— BEGIN —

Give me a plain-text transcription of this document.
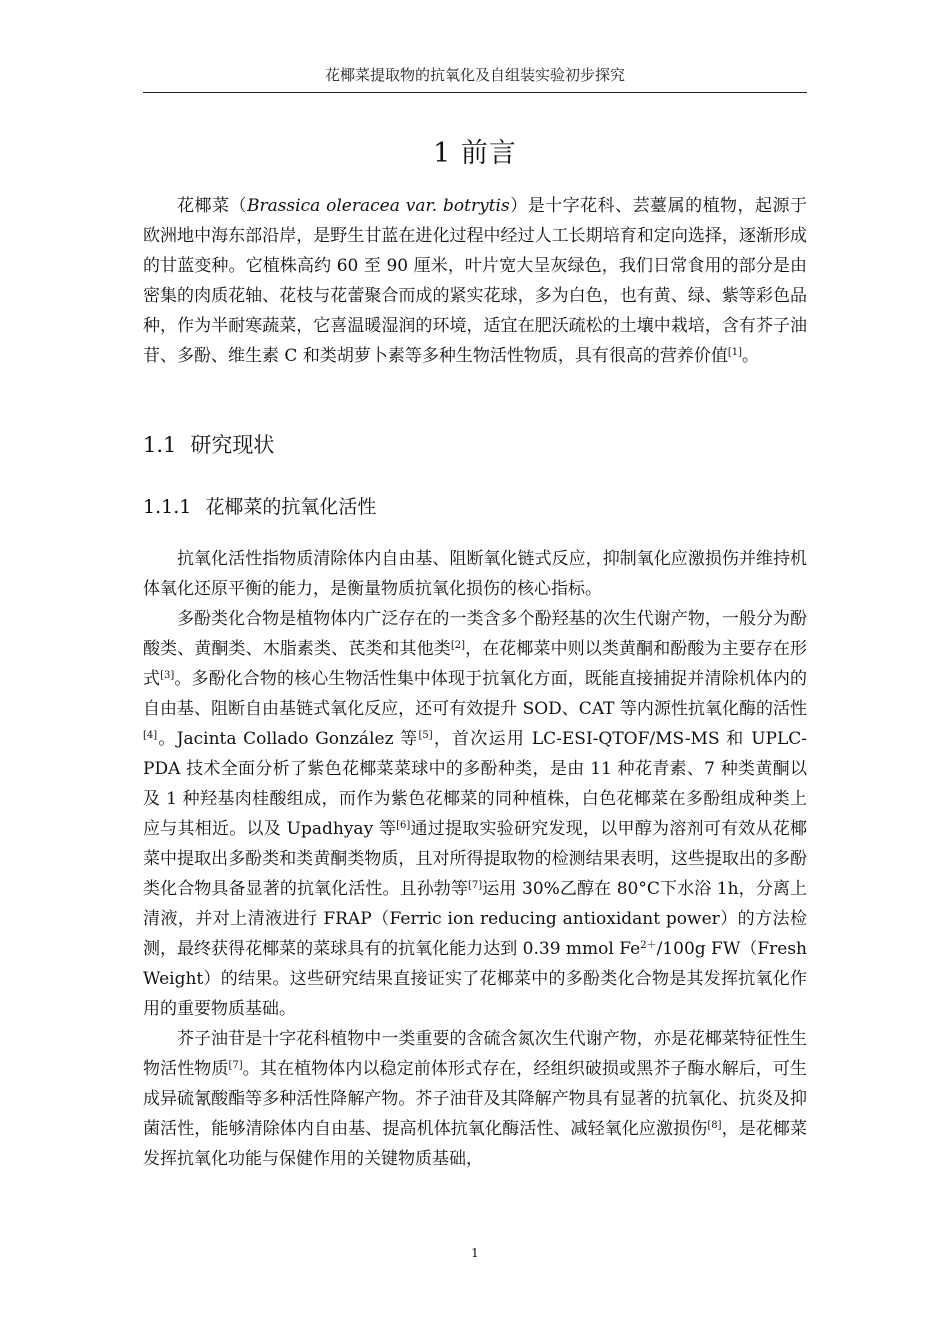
花椰菜提取物的抗氧化及自组装实验初步探究
1 前言

花椰菜（Brassica oleracea var. botrytis）是十字花科、芸薹属的植物，起源于欧洲地中海东部沿岸，是野生甘蓝在进化过程中经过人工长期培育和定向选择，逐渐形成的甘蓝变种。它植株高约 60 至 90 厘米，叶片宽大呈灰绿色，我们日常食用的部分是由密集的肉质花轴、花枝与花蕾聚合而成的紧实花球，多为白色，也有黄、绿、紫等彩色品种，作为半耐寒蔬菜，它喜温暖湿润的环境，适宜在肥沃疏松的土壤中栽培，含有芥子油苷、多酚、维生素 C 和类胡萝卜素等多种生物活性物质，具有很高的营养价值[1]。

1.1 研究现状
1.1.1 花椰菜的抗氧化活性

抗氧化活性指物质清除体内自由基、阻断氧化链式反应，抑制氧化应激损伤并维持机体氧化还原平衡的能力，是衡量物质抗氧化损伤的核心指标。

多酚类化合物是植物体内广泛存在的一类含多个酚羟基的次生代谢产物，一般分为酚酸类、黄酮类、木脂素类、芪类和其他类[2]，在花椰菜中则以类黄酮和酚酸为主要存在形式[3]。多酚化合物的核心生物活性集中体现于抗氧化方面，既能直接捕捉并清除机体内的自由基、阻断自由基链式氧化反应，还可有效提升 SOD、CAT 等内源性抗氧化酶的活性[4]。Jacinta Collado González 等[5]，首次运用 LC-ESI-QTOF/MS-MS 和 UPLC-PDA 技术全面分析了紫色花椰菜菜球中的多酚种类，是由 11 种花青素、7 种类黄酮以及 1 种羟基肉桂酸组成，而作为紫色花椰菜的同种植株，白色花椰菜在多酚组成种类上应与其相近。以及 Upadhyay 等[6]通过提取实验研究发现，以甲醇为溶剂可有效从花椰菜中提取出多酚类和类黄酮类物质，且对所得提取物的检测结果表明，这些提取出的多酚类化合物具备显著的抗氧化活性。且孙勃等[7]运用 30%乙醇在 80°C下水浴 1h，分离上清液，并对上清液进行 FRAP（Ferric ion reducing antioxidant power）的方法检测，最终获得花椰菜的菜球具有的抗氧化能力达到 0.39 mmol $Fe^{2+}/100g$ FW（Fresh Weight）的结果。这些研究结果直接证实了花椰菜中的多酚类化合物是其发挥抗氧化作用的重要物质基础。

芥子油苷是十字花科植物中一类重要的含硫含氮次生代谢产物，亦是花椰菜特征性生物活性物质[7]。其在植物体内以稳定前体形式存在，经组织破损或黑芥子酶水解后，可生成异硫氰酸酯等多种活性降解产物。芥子油苷及其降解产物具有显著的抗氧化、抗炎及抑菌活性，能够清除体内自由基、提高机体抗氧化酶活性、减轻氧化应激损伤[8]，是花椰菜发挥抗氧化功能与保健作用的关键物质基础，

1
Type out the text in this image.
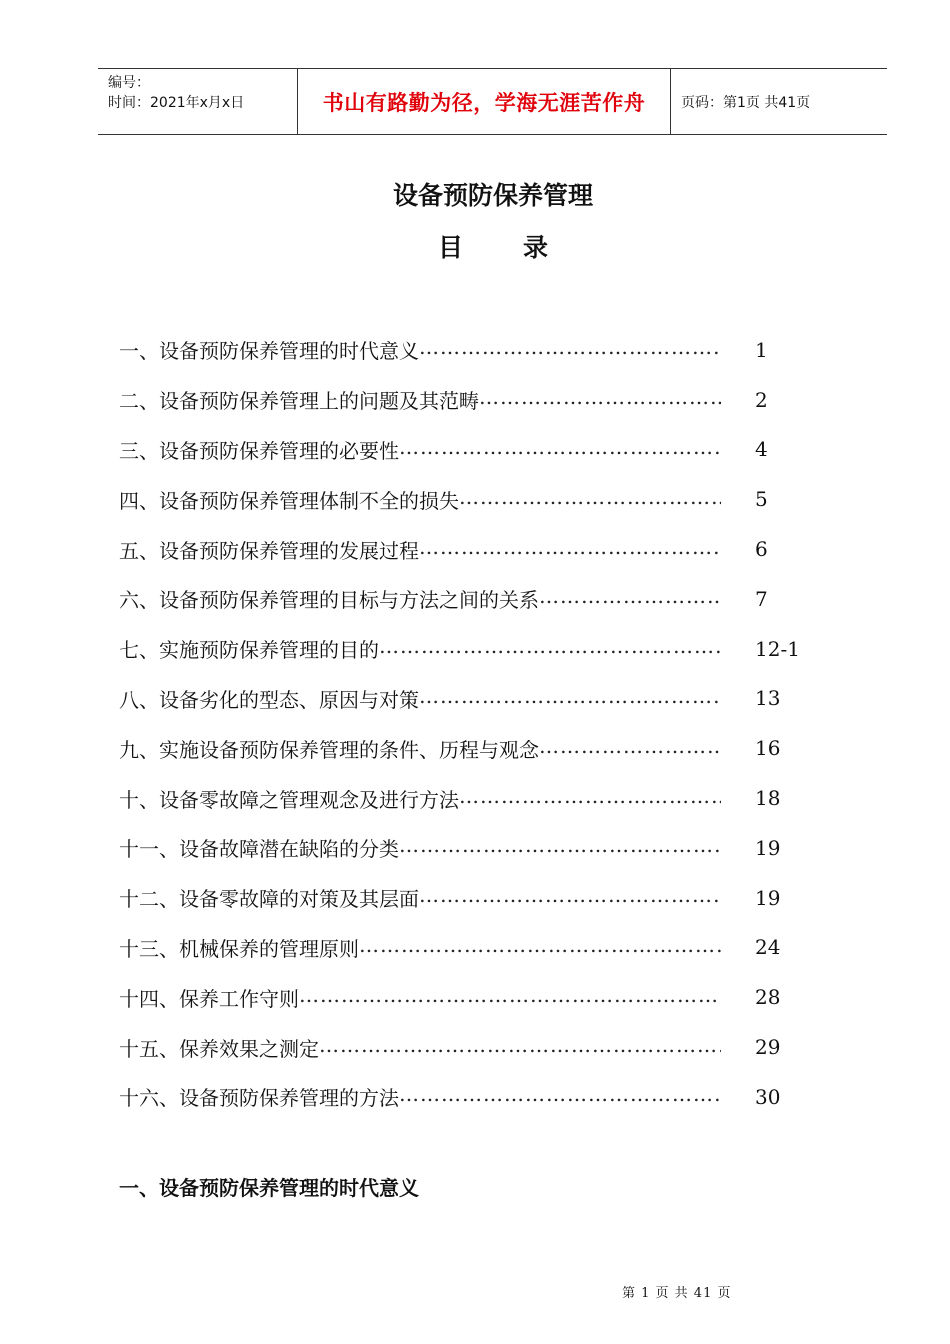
编号：
时间：2021年x月x日	书山有路勤为径，学海无涯苦作舟	页码：第1页 共41页
设备预防保养管理
目录
一、设备预防保养管理的时代意义 ……………………………………………………………………………………………………	1
二、设备预防保养管理上的问题及其范畴 ……………………………………………………………………………………………………	2
三、设备预防保养管理的必要性 ……………………………………………………………………………………………………	4
四、设备预防保养管理体制不全的损失 ……………………………………………………………………………………………………	5
五、设备预防保养管理的发展过程 ……………………………………………………………………………………………………	6
六、设备预防保养管理的目标与方法之间的关系 ……………………………………………………………………………………………………	7
七、实施预防保养管理的目的 ……………………………………………………………………………………………………	12-1
八、设备劣化的型态、原因与对策 ……………………………………………………………………………………………………	13
九、实施设备预防保养管理的条件、历程与观念 ……………………………………………………………………………………………………	16
十、设备零故障之管理观念及进行方法 ……………………………………………………………………………………………………	18
十一、设备故障潜在缺陷的分类 ……………………………………………………………………………………………………	19
十二、设备零故障的对策及其层面 ……………………………………………………………………………………………………	19
十三、机械保养的管理原则 ……………………………………………………………………………………………………	24
十四、保养工作守则 ……………………………………………………………………………………………………	28
十五、保养效果之测定 ……………………………………………………………………………………………………	29
十六、设备预防保养管理的方法 ……………………………………………………………………………………………………	30
一、设备预防保养管理的时代意义
第 1 页 共 41 页
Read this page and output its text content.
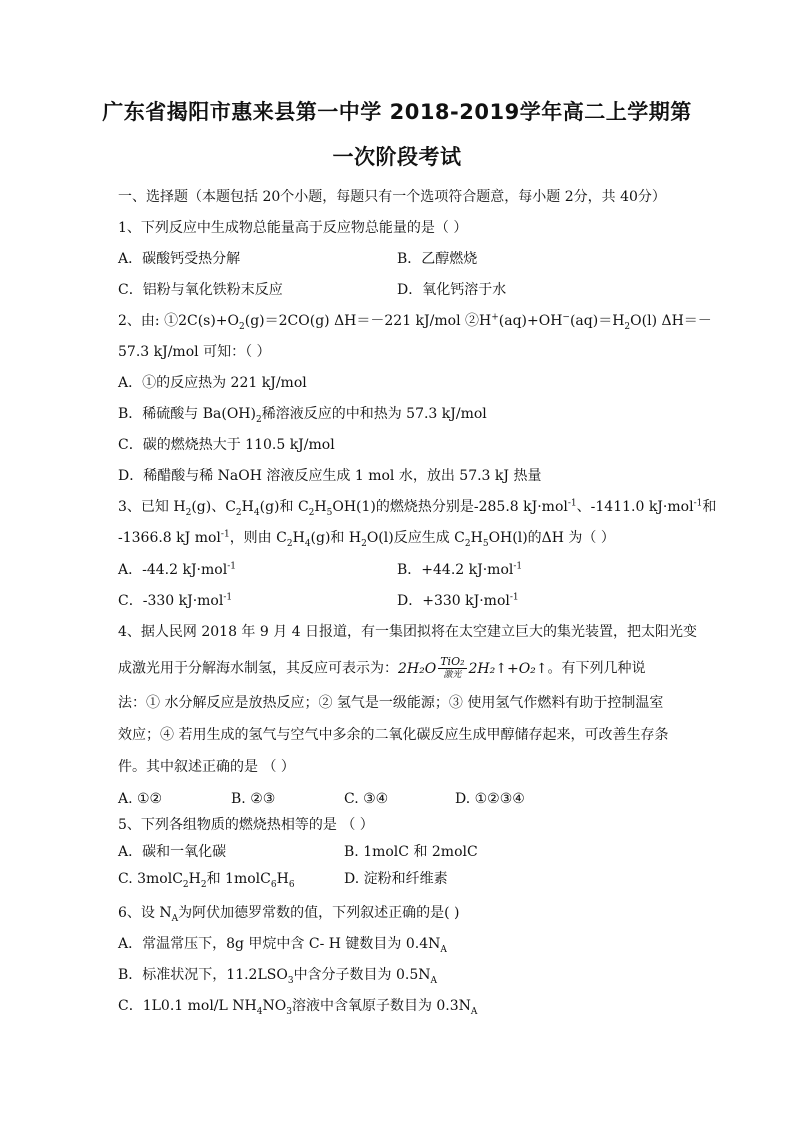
广东省揭阳市惠来县第一中学 2018-2019学年高二上学期第
一次阶段考试
一、选择题（本题包括 20个小题，每题只有一个选项符合题意，每小题 2分，共 40分）
1、下列反应中生成物总能量高于反应物总能量的是（ ）
A．碳酸钙受热分解	B．乙醇燃烧
C．铝粉与氧化铁粉末反应	D．氧化钙溶于水
2、由: $①2C(s)+O_2(g)=2CO(g)$ ΔH＝－221 kJ/mol $②H^+(aq)+OH^-(aq)=H_2O(l)$ ΔH＝－
57.3 kJ/mol 可知：（ ）
A．①的反应热为 221 kJ/mol
B．稀硫酸与 $Ba(OH)_2$稀溶液反应的中和热为 57.3 kJ/mol
C．碳的燃烧热大于 110.5 kJ/mol
D．稀醋酸与稀 NaOH 溶液反应生成 1 mol 水，放出 57.3 kJ 热量
3、已知 $H_2(g)$、$C_2H_4(g)$和 $C_2H_5OH(1)$的燃烧热分别是-285.8 kJ·mol$^{-1}$、-1411.0 kJ·mol$^{-1}$和
-1366.8 kJ mol$^{-1}$，则由 $C_2H_4(g)$和 $H_2O(l)$反应生成 $C_2H_5OH(l)$的ΔH 为（ ）
A．-44.2 kJ·mol$^{-1}$	B．+44.2 kJ·mol$^{-1}$
C．-330 kJ·mol$^{-1}$	D．+330 kJ·mol$^{-1}$
4、据人民网 2018 年 9 月 4 日报道，有一集团拟将在太空建立巨大的集光装置，把太阳光变
成激光用于分解海水制氢，其反应可表示为：$2H_2O \frac{\text{TiO₂}}{\text{激光}}$ 2H₂↑+O₂↑。有下列几种说
法：① 水分解反应是放热反应；② 氢气是一级能源；③ 使用氢气作燃料有助于控制温室
效应；④ 若用生成的氢气与空气中多余的二氧化碳反应生成甲醇储存起来，可改善生存条
件。其中叙述正确的是 （ ）
A. ①②	B. ②③	C. ③④	D. ①②③④
5、下列各组物质的燃烧热相等的是 （ ）
A．碳和一氧化碳	B. 1molC 和 2molC
C. $3molC_2H_2$和 $1molC_6H_6$	D. 淀粉和纤维素
6、设 $N_A$为阿伏加德罗常数的值，下列叙述正确的是( )
A．常温常压下，8g 甲烷中含 C- H 键数目为 $0.4N_A$
B．标准状况下，$11.2LSO_3$中含分子数目为 $0.5N_A$
C．1L0.1 mol/L $NH_4NO_3$溶液中含氧原子数目为 $0.3N_A$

— END —

* What is expected
For the records above, state how many lines include the string "text", giving the number and nothing else.

* Solution to this task
4